From the entries that follow, extract each line holding the string "Mucuna".

**Figure contents as structured data**
━━━━

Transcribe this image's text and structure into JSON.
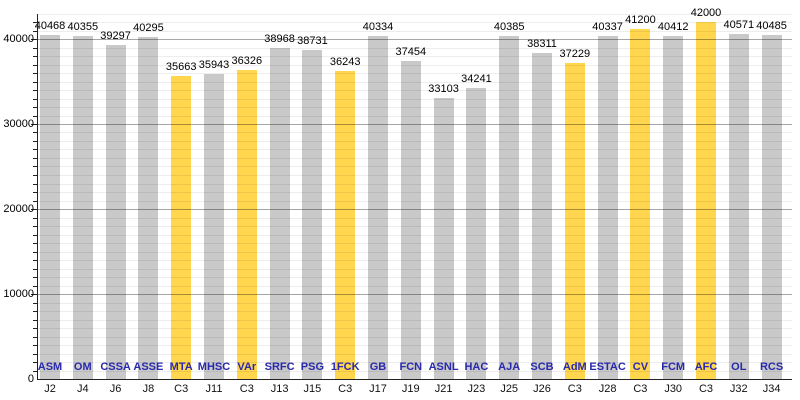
{
  "chart_data": {
    "type": "bar",
    "title": "",
    "xlabel": "",
    "ylabel": "",
    "ylim": [
      0,
      43000
    ],
    "y_ticks": [
      0,
      10000,
      20000,
      30000,
      40000
    ],
    "y_tick_labels": [
      "0",
      "10000",
      "20000",
      "30000",
      "40000"
    ],
    "minor_grid_step": 1000,
    "grid": "on",
    "legend": "none",
    "categories": [
      "ASM",
      "OM",
      "CSSA",
      "ASSE",
      "MTA",
      "MHSC",
      "VAr",
      "SRFC",
      "PSG",
      "1FCK",
      "GB",
      "FCN",
      "ASNL",
      "HAC",
      "AJA",
      "SCB",
      "AdM",
      "ESTAC",
      "CV",
      "FCM",
      "AFC",
      "OL",
      "RCS"
    ],
    "matchdays": [
      "J2",
      "J4",
      "J6",
      "J8",
      "C3",
      "J11",
      "C3",
      "J13",
      "J15",
      "C3",
      "J17",
      "J19",
      "J21",
      "J23",
      "J25",
      "J26",
      "C3",
      "J28",
      "C3",
      "J30",
      "C3",
      "J32",
      "J34"
    ],
    "values": [
      40468,
      40355,
      39297,
      40295,
      35663,
      35943,
      36326,
      38968,
      38731,
      36243,
      40334,
      37454,
      33103,
      34241,
      40385,
      38311,
      37229,
      40337,
      41200,
      40412,
      42000,
      40571,
      40485
    ],
    "highlighted": [
      false,
      false,
      false,
      false,
      true,
      false,
      true,
      false,
      false,
      true,
      false,
      false,
      false,
      false,
      false,
      false,
      true,
      false,
      true,
      false,
      true,
      false,
      false
    ],
    "colors": {
      "bar_default": "#C9C9C9",
      "bar_highlight": "#FFD64D",
      "team_label": "#2929AD",
      "value_label": "#000000",
      "matchday_label": "#111111",
      "axis": "#222222"
    }
  }
}
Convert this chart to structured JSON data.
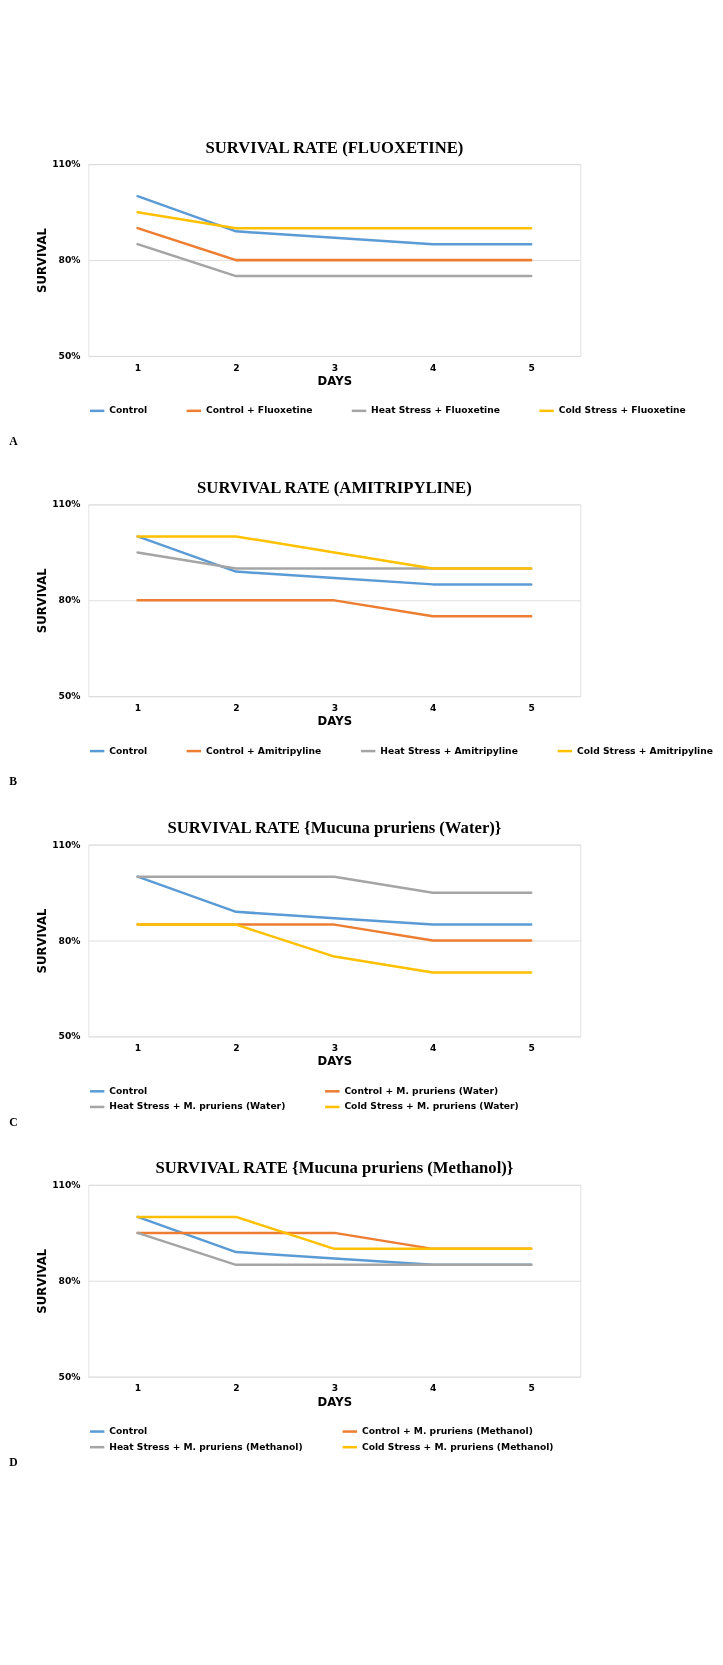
{
  "chart_data": [
    {
      "type": "line",
      "title": "SURVIVAL RATE (FLUOXETINE)",
      "xlabel": "DAYS",
      "ylabel": "SURVIVAL",
      "categories": [
        "1",
        "2",
        "3",
        "4",
        "5"
      ],
      "ylim": [
        50,
        110
      ],
      "yticks": [
        {
          "value": 50,
          "label": "50%"
        },
        {
          "value": 80,
          "label": "80%"
        },
        {
          "value": 110,
          "label": "110%"
        }
      ],
      "grid": "y",
      "legend": "bottom",
      "marker": "none",
      "line_style": "solid",
      "annotations": [
        "A"
      ],
      "series": [
        {
          "name": "Control",
          "color": "#5b9bd5",
          "values": [
            100,
            89,
            87,
            85,
            85
          ]
        },
        {
          "name": "Control + Fluoxetine",
          "color": "#ed7d31",
          "values": [
            90,
            80,
            80,
            80,
            80
          ]
        },
        {
          "name": "Heat Stress + Fluoxetine",
          "color": "#a5a5a5",
          "values": [
            85,
            75,
            75,
            75,
            75
          ]
        },
        {
          "name": "Cold Stress + Fluoxetine",
          "color": "#ffc000",
          "values": [
            95,
            90,
            90,
            90,
            90
          ]
        }
      ]
    },
    {
      "type": "line",
      "title": "SURVIVAL RATE (AMITRIPYLINE)",
      "xlabel": "DAYS",
      "ylabel": "SURVIVAL",
      "categories": [
        "1",
        "2",
        "3",
        "4",
        "5"
      ],
      "ylim": [
        50,
        110
      ],
      "yticks": [
        {
          "value": 50,
          "label": "50%"
        },
        {
          "value": 80,
          "label": "80%"
        },
        {
          "value": 110,
          "label": "110%"
        }
      ],
      "grid": "y",
      "legend": "bottom",
      "marker": "none",
      "line_style": "solid",
      "annotations": [
        "B"
      ],
      "series": [
        {
          "name": "Control",
          "color": "#5b9bd5",
          "values": [
            100,
            89,
            87,
            85,
            85
          ]
        },
        {
          "name": "Control + Amitripyline",
          "color": "#ed7d31",
          "values": [
            80,
            80,
            80,
            75,
            75
          ]
        },
        {
          "name": "Heat Stress + Amitripyline",
          "color": "#a5a5a5",
          "values": [
            95,
            90,
            90,
            90,
            90
          ]
        },
        {
          "name": "Cold Stress + Amitripyline",
          "color": "#ffc000",
          "values": [
            100,
            100,
            95,
            90,
            90
          ]
        }
      ]
    },
    {
      "type": "line",
      "title": "SURVIVAL RATE {Mucuna pruriens (Water)}",
      "xlabel": "DAYS",
      "ylabel": "SURVIVAL",
      "categories": [
        "1",
        "2",
        "3",
        "4",
        "5"
      ],
      "ylim": [
        50,
        110
      ],
      "yticks": [
        {
          "value": 50,
          "label": "50%"
        },
        {
          "value": 80,
          "label": "80%"
        },
        {
          "value": 110,
          "label": "110%"
        }
      ],
      "grid": "y",
      "legend": "bottom",
      "marker": "none",
      "line_style": "solid",
      "annotations": [
        "C"
      ],
      "series": [
        {
          "name": "Control",
          "color": "#5b9bd5",
          "values": [
            100,
            89,
            87,
            85,
            85
          ]
        },
        {
          "name": "Control + M. pruriens (Water)",
          "color": "#ed7d31",
          "values": [
            85,
            85,
            85,
            80,
            80
          ]
        },
        {
          "name": "Heat Stress + M. pruriens (Water)",
          "color": "#a5a5a5",
          "values": [
            100,
            100,
            100,
            95,
            95
          ]
        },
        {
          "name": "Cold Stress + M. pruriens (Water)",
          "color": "#ffc000",
          "values": [
            85,
            85,
            75,
            70,
            70
          ]
        }
      ]
    },
    {
      "type": "line",
      "title": "SURVIVAL RATE {Mucuna pruriens (Methanol)}",
      "xlabel": "DAYS",
      "ylabel": "SURVIVAL",
      "categories": [
        "1",
        "2",
        "3",
        "4",
        "5"
      ],
      "ylim": [
        50,
        110
      ],
      "yticks": [
        {
          "value": 50,
          "label": "50%"
        },
        {
          "value": 80,
          "label": "80%"
        },
        {
          "value": 110,
          "label": "110%"
        }
      ],
      "grid": "y",
      "legend": "bottom",
      "marker": "none",
      "line_style": "solid",
      "annotations": [
        "D"
      ],
      "series": [
        {
          "name": "Control",
          "color": "#5b9bd5",
          "values": [
            100,
            89,
            87,
            85,
            85
          ]
        },
        {
          "name": "Control + M. pruriens (Methanol)",
          "color": "#ed7d31",
          "values": [
            95,
            95,
            95,
            90,
            90
          ]
        },
        {
          "name": "Heat Stress + M. pruriens (Methanol)",
          "color": "#a5a5a5",
          "values": [
            95,
            85,
            85,
            85,
            85
          ]
        },
        {
          "name": "Cold Stress + M. pruriens (Methanol)",
          "color": "#ffc000",
          "values": [
            100,
            100,
            90,
            90,
            90
          ]
        }
      ]
    }
  ]
}
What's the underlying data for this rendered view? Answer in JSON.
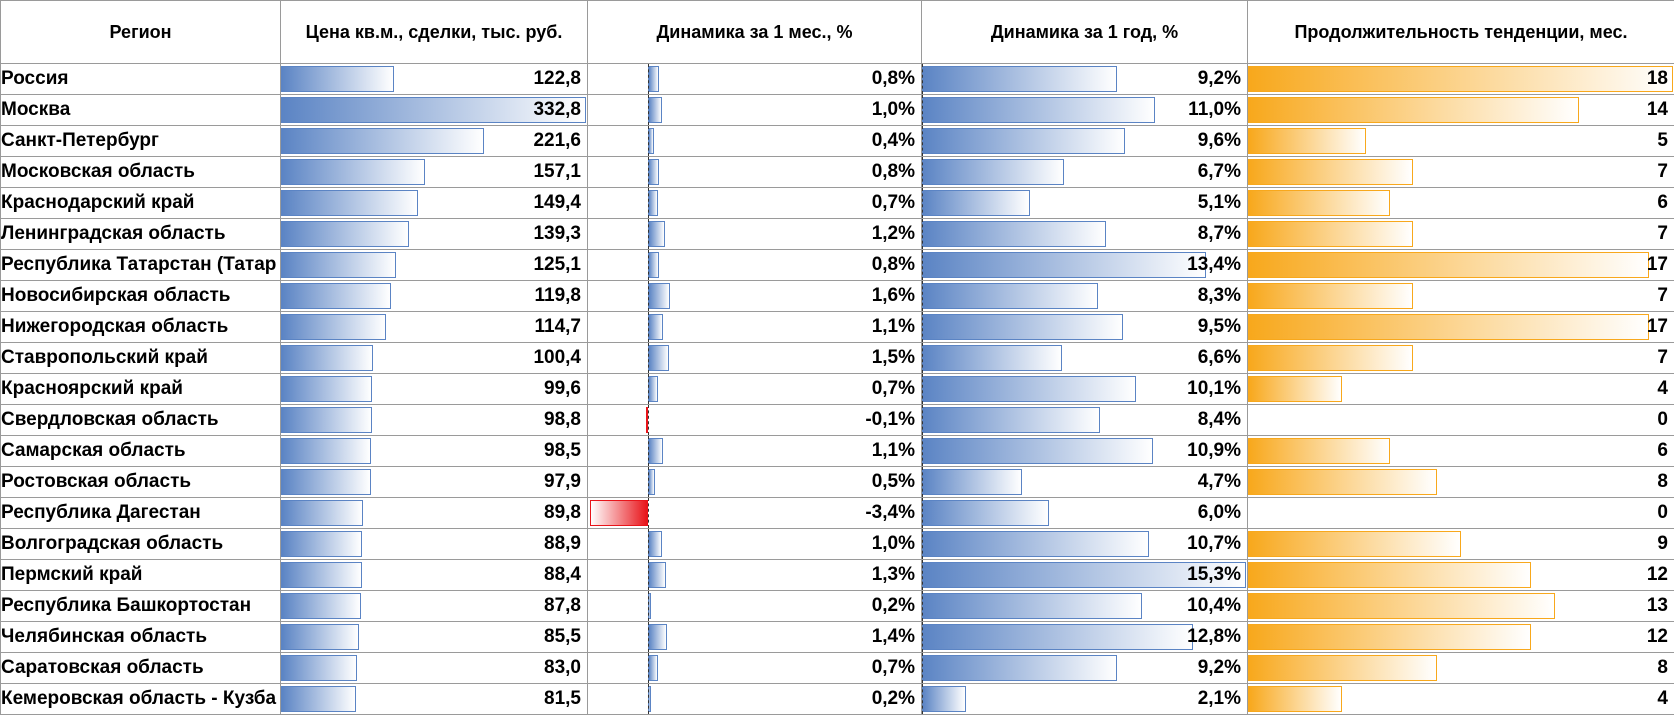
{
  "headers": {
    "region": "Регион",
    "price": "Цена кв.м., сделки, тыс. руб.",
    "month": "Динамика за 1 мес., %",
    "year": "Динамика за 1 год, %",
    "duration": "Продолжительность тенденции, мес."
  },
  "rows": [
    {
      "region": "Россия",
      "price": "122,8",
      "price_value": 122.8,
      "month": "0,8%",
      "month_value": 0.8,
      "year": "9,2%",
      "year_value": 9.2,
      "duration": "18",
      "duration_value": 18
    },
    {
      "region": "Москва",
      "price": "332,8",
      "price_value": 332.8,
      "month": "1,0%",
      "month_value": 1.0,
      "year": "11,0%",
      "year_value": 11.0,
      "duration": "14",
      "duration_value": 14
    },
    {
      "region": "Санкт-Петербург",
      "price": "221,6",
      "price_value": 221.6,
      "month": "0,4%",
      "month_value": 0.4,
      "year": "9,6%",
      "year_value": 9.6,
      "duration": "5",
      "duration_value": 5
    },
    {
      "region": "Московская область",
      "price": "157,1",
      "price_value": 157.1,
      "month": "0,8%",
      "month_value": 0.8,
      "year": "6,7%",
      "year_value": 6.7,
      "duration": "7",
      "duration_value": 7
    },
    {
      "region": "Краснодарский край",
      "price": "149,4",
      "price_value": 149.4,
      "month": "0,7%",
      "month_value": 0.7,
      "year": "5,1%",
      "year_value": 5.1,
      "duration": "6",
      "duration_value": 6
    },
    {
      "region": "Ленинградская область",
      "price": "139,3",
      "price_value": 139.3,
      "month": "1,2%",
      "month_value": 1.2,
      "year": "8,7%",
      "year_value": 8.7,
      "duration": "7",
      "duration_value": 7
    },
    {
      "region": "Республика Татарстан (Татар",
      "price": "125,1",
      "price_value": 125.1,
      "month": "0,8%",
      "month_value": 0.8,
      "year": "13,4%",
      "year_value": 13.4,
      "duration": "17",
      "duration_value": 17
    },
    {
      "region": "Новосибирская область",
      "price": "119,8",
      "price_value": 119.8,
      "month": "1,6%",
      "month_value": 1.6,
      "year": "8,3%",
      "year_value": 8.3,
      "duration": "7",
      "duration_value": 7
    },
    {
      "region": "Нижегородская область",
      "price": "114,7",
      "price_value": 114.7,
      "month": "1,1%",
      "month_value": 1.1,
      "year": "9,5%",
      "year_value": 9.5,
      "duration": "17",
      "duration_value": 17
    },
    {
      "region": "Ставропольский край",
      "price": "100,4",
      "price_value": 100.4,
      "month": "1,5%",
      "month_value": 1.5,
      "year": "6,6%",
      "year_value": 6.6,
      "duration": "7",
      "duration_value": 7
    },
    {
      "region": "Красноярский край",
      "price": "99,6",
      "price_value": 99.6,
      "month": "0,7%",
      "month_value": 0.7,
      "year": "10,1%",
      "year_value": 10.1,
      "duration": "4",
      "duration_value": 4
    },
    {
      "region": "Свердловская область",
      "price": "98,8",
      "price_value": 98.8,
      "month": "-0,1%",
      "month_value": -0.1,
      "year": "8,4%",
      "year_value": 8.4,
      "duration": "0",
      "duration_value": 0
    },
    {
      "region": "Самарская область",
      "price": "98,5",
      "price_value": 98.5,
      "month": "1,1%",
      "month_value": 1.1,
      "year": "10,9%",
      "year_value": 10.9,
      "duration": "6",
      "duration_value": 6
    },
    {
      "region": "Ростовская область",
      "price": "97,9",
      "price_value": 97.9,
      "month": "0,5%",
      "month_value": 0.5,
      "year": "4,7%",
      "year_value": 4.7,
      "duration": "8",
      "duration_value": 8
    },
    {
      "region": "Республика Дагестан",
      "price": "89,8",
      "price_value": 89.8,
      "month": "-3,4%",
      "month_value": -3.4,
      "year": "6,0%",
      "year_value": 6.0,
      "duration": "0",
      "duration_value": 0
    },
    {
      "region": "Волгоградская область",
      "price": "88,9",
      "price_value": 88.9,
      "month": "1,0%",
      "month_value": 1.0,
      "year": "10,7%",
      "year_value": 10.7,
      "duration": "9",
      "duration_value": 9
    },
    {
      "region": "Пермский край",
      "price": "88,4",
      "price_value": 88.4,
      "month": "1,3%",
      "month_value": 1.3,
      "year": "15,3%",
      "year_value": 15.3,
      "duration": "12",
      "duration_value": 12
    },
    {
      "region": "Республика Башкортостан",
      "price": "87,8",
      "price_value": 87.8,
      "month": "0,2%",
      "month_value": 0.2,
      "year": "10,4%",
      "year_value": 10.4,
      "duration": "13",
      "duration_value": 13
    },
    {
      "region": "Челябинская область",
      "price": "85,5",
      "price_value": 85.5,
      "month": "1,4%",
      "month_value": 1.4,
      "year": "12,8%",
      "year_value": 12.8,
      "duration": "12",
      "duration_value": 12
    },
    {
      "region": "Саратовская область",
      "price": "83,0",
      "price_value": 83.0,
      "month": "0,7%",
      "month_value": 0.7,
      "year": "9,2%",
      "year_value": 9.2,
      "duration": "8",
      "duration_value": 8
    },
    {
      "region": "Кемеровская область - Кузба",
      "price": "81,5",
      "price_value": 81.5,
      "month": "0,2%",
      "month_value": 0.2,
      "year": "2,1%",
      "year_value": 2.1,
      "duration": "4",
      "duration_value": 4
    }
  ],
  "colors": {
    "positive_bar": "#5b84c4",
    "negative_bar": "#e8141a",
    "duration_bar": "#f8a81c",
    "grid": "#9a9a9a"
  }
}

━━━━

**Answer**
      "title": "SURVIVAL RATE {Mucuna pruriens (Water)}",
      "title": "SURVIVAL RATE {Mucuna pruriens (Methanol)}",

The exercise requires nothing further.